Short task
The records below hold pictures; please leave those out and retype the rest exactly.

(Stored entries)
⁂

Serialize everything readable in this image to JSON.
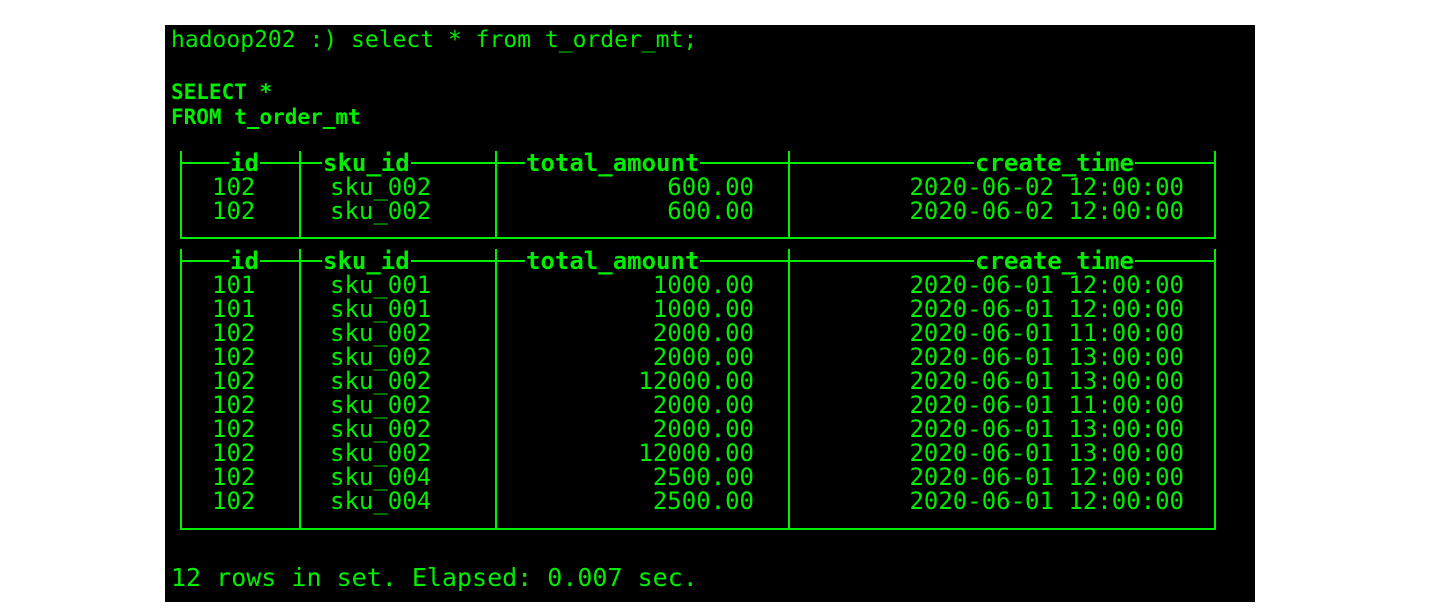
{
  "terminal": {
    "prompt_line": "hadoop202 :) select * from t_order_mt;",
    "formatted_query": [
      "SELECT *",
      "FROM t_order_mt"
    ],
    "footer": "12 rows in set. Elapsed: 0.007 sec."
  },
  "columns": [
    "id",
    "sku_id",
    "total_amount",
    "create_time"
  ],
  "tables": [
    {
      "rows": [
        [
          "102",
          "sku_002",
          "600.00",
          "2020-06-02 12:00:00"
        ],
        [
          "102",
          "sku_002",
          "600.00",
          "2020-06-02 12:00:00"
        ]
      ]
    },
    {
      "rows": [
        [
          "101",
          "sku_001",
          "1000.00",
          "2020-06-01 12:00:00"
        ],
        [
          "101",
          "sku_001",
          "1000.00",
          "2020-06-01 12:00:00"
        ],
        [
          "102",
          "sku_002",
          "2000.00",
          "2020-06-01 11:00:00"
        ],
        [
          "102",
          "sku_002",
          "2000.00",
          "2020-06-01 13:00:00"
        ],
        [
          "102",
          "sku_002",
          "12000.00",
          "2020-06-01 13:00:00"
        ],
        [
          "102",
          "sku_002",
          "2000.00",
          "2020-06-01 11:00:00"
        ],
        [
          "102",
          "sku_002",
          "2000.00",
          "2020-06-01 13:00:00"
        ],
        [
          "102",
          "sku_002",
          "12000.00",
          "2020-06-01 13:00:00"
        ],
        [
          "102",
          "sku_004",
          "2500.00",
          "2020-06-01 12:00:00"
        ],
        [
          "102",
          "sku_004",
          "2500.00",
          "2020-06-01 12:00:00"
        ]
      ]
    }
  ],
  "colors": {
    "background": "#000000",
    "text": "#00ee00"
  }
}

⁂

Finished task
Serialize everything readable in this image to JSON.
{
  "terminal": {
    "prompt_line": "hadoop202 :) select * from t_order_mt;",
    "formatted_query": [
      "SELECT *",
      "FROM t_order_mt"
    ],
    "footer": "12 rows in set. Elapsed: 0.007 sec."
  },
  "columns": [
    "id",
    "sku_id",
    "total_amount",
    "create_time"
  ],
  "tables": [
    {
      "rows": [
        [
          "102",
          "sku_002",
          "600.00",
          "2020-06-02 12:00:00"
        ],
        [
          "102",
          "sku_002",
          "600.00",
          "2020-06-02 12:00:00"
        ]
      ]
    },
    {
      "rows": [
        [
          "101",
          "sku_001",
          "1000.00",
          "2020-06-01 12:00:00"
        ],
        [
          "101",
          "sku_001",
          "1000.00",
          "2020-06-01 12:00:00"
        ],
        [
          "102",
          "sku_002",
          "2000.00",
          "2020-06-01 11:00:00"
        ],
        [
          "102",
          "sku_002",
          "2000.00",
          "2020-06-01 13:00:00"
        ],
        [
          "102",
          "sku_002",
          "12000.00",
          "2020-06-01 13:00:00"
        ],
        [
          "102",
          "sku_002",
          "2000.00",
          "2020-06-01 11:00:00"
        ],
        [
          "102",
          "sku_002",
          "2000.00",
          "2020-06-01 13:00:00"
        ],
        [
          "102",
          "sku_002",
          "12000.00",
          "2020-06-01 13:00:00"
        ],
        [
          "102",
          "sku_004",
          "2500.00",
          "2020-06-01 12:00:00"
        ],
        [
          "102",
          "sku_004",
          "2500.00",
          "2020-06-01 12:00:00"
        ]
      ]
    }
  ],
  "colors": {
    "background": "#000000",
    "text": "#00ee00"
  }
}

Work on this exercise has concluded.